%%
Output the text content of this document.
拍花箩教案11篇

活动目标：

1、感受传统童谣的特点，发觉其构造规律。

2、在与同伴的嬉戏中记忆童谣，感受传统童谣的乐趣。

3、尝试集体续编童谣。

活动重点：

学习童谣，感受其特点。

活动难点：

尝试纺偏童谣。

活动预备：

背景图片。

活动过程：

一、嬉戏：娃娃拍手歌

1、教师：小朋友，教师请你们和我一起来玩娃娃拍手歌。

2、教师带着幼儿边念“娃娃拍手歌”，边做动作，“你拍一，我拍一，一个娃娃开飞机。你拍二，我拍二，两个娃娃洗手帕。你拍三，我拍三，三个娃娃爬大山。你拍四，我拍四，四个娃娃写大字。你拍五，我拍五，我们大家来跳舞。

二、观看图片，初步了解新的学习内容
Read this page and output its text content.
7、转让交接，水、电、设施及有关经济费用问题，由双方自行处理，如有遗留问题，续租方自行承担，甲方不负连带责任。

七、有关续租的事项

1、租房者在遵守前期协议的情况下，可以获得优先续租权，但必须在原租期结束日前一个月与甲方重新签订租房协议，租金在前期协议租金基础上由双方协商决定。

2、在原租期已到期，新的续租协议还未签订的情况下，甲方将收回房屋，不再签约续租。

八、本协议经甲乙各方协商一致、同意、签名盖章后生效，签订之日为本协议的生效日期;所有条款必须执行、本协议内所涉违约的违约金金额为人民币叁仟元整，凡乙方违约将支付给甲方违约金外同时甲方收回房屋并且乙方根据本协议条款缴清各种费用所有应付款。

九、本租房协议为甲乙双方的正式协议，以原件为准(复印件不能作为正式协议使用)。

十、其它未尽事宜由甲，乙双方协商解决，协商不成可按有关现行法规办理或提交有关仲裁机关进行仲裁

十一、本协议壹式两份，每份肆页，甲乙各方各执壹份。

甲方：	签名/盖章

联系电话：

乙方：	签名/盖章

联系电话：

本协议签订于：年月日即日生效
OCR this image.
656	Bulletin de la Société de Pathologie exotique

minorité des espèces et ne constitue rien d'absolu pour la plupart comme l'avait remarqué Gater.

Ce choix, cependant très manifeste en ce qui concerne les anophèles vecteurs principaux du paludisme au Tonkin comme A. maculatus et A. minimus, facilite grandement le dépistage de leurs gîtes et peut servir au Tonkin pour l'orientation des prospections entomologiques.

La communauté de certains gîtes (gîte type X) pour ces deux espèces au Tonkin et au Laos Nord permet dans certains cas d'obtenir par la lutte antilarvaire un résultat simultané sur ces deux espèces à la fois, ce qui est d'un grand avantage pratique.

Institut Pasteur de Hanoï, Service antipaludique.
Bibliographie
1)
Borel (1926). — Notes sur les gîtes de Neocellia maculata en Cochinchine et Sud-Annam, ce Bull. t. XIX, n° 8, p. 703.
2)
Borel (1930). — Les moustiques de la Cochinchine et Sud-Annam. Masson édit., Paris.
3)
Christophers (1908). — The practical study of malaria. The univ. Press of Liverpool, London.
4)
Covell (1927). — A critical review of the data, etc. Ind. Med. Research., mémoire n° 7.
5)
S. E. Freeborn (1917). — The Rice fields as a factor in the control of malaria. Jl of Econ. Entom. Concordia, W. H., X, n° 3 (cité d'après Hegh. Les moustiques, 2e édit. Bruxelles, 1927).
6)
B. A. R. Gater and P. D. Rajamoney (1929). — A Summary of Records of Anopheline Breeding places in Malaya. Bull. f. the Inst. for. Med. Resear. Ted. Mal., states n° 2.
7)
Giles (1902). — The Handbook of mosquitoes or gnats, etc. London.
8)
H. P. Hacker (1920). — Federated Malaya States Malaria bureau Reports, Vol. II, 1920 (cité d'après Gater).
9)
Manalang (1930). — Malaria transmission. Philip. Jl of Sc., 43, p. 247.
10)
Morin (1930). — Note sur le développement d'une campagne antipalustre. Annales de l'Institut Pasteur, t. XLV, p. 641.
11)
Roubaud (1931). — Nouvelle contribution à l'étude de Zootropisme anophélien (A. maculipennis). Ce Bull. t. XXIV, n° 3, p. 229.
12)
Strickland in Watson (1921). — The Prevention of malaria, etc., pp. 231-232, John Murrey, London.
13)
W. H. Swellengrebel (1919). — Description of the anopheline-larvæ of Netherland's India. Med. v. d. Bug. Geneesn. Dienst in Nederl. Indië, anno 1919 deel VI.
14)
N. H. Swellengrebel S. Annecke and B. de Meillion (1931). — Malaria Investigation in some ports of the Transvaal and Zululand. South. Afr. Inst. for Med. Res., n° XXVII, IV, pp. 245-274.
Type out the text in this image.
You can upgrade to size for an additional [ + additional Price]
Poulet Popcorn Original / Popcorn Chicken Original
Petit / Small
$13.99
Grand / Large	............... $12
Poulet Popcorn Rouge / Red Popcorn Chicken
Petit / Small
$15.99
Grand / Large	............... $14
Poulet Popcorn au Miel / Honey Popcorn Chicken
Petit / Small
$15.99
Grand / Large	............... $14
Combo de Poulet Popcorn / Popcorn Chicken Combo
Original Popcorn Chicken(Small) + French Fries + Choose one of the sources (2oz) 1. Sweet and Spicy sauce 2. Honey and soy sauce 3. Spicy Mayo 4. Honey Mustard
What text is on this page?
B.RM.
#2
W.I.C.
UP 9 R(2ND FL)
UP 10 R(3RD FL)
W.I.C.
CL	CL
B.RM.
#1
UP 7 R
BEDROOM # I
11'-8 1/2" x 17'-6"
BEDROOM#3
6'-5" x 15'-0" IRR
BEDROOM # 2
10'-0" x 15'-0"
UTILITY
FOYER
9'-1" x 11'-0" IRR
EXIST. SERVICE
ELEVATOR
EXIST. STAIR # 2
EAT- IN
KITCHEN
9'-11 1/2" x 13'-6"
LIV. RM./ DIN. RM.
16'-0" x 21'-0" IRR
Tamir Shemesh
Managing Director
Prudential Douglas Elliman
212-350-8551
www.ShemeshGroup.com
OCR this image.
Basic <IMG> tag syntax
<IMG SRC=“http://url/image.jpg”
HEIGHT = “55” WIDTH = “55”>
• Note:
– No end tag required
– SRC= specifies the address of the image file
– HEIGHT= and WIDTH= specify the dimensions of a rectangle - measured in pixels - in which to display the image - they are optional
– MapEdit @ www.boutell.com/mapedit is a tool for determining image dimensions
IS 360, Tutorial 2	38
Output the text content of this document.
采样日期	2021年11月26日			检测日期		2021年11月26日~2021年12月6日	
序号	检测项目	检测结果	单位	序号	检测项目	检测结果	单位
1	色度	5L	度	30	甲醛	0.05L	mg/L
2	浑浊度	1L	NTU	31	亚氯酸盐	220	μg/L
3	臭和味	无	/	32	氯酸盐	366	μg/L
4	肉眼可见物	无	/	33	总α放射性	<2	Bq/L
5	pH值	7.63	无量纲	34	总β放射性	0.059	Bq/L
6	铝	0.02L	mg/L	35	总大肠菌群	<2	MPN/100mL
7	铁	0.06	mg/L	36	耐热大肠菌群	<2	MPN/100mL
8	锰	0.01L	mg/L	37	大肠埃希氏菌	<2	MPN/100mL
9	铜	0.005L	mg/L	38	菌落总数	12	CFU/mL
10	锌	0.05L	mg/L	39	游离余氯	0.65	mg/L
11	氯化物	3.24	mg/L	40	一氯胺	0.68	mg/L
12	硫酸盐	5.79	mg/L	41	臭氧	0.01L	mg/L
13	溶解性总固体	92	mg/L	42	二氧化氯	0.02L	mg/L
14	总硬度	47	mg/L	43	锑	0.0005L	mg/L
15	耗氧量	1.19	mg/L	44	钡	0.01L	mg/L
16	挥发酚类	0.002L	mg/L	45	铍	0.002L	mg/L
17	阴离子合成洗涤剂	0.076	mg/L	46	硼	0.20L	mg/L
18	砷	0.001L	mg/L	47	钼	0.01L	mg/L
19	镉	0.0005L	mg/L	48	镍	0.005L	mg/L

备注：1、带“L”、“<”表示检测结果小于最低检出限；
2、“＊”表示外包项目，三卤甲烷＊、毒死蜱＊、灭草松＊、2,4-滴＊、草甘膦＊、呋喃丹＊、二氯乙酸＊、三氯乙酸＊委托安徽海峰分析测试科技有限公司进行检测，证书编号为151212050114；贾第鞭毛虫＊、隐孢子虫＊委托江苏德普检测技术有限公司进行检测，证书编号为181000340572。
%%
JOB ::
Search the records for the word "image" and copy every line where it occurs.

SOLUTION BELOW ::
OCR this image.
Type out the text in this image.
OCR this image.
<IMG SRC=“http://url/image.jpg”
– SRC= specifies the address of the image file
– HEIGHT= and WIDTH= specify the dimensions of a rectangle - measured in pixels - in which to display the image - they are optional
– MapEdit @ www.boutell.com/mapedit is a tool for determining image dimensions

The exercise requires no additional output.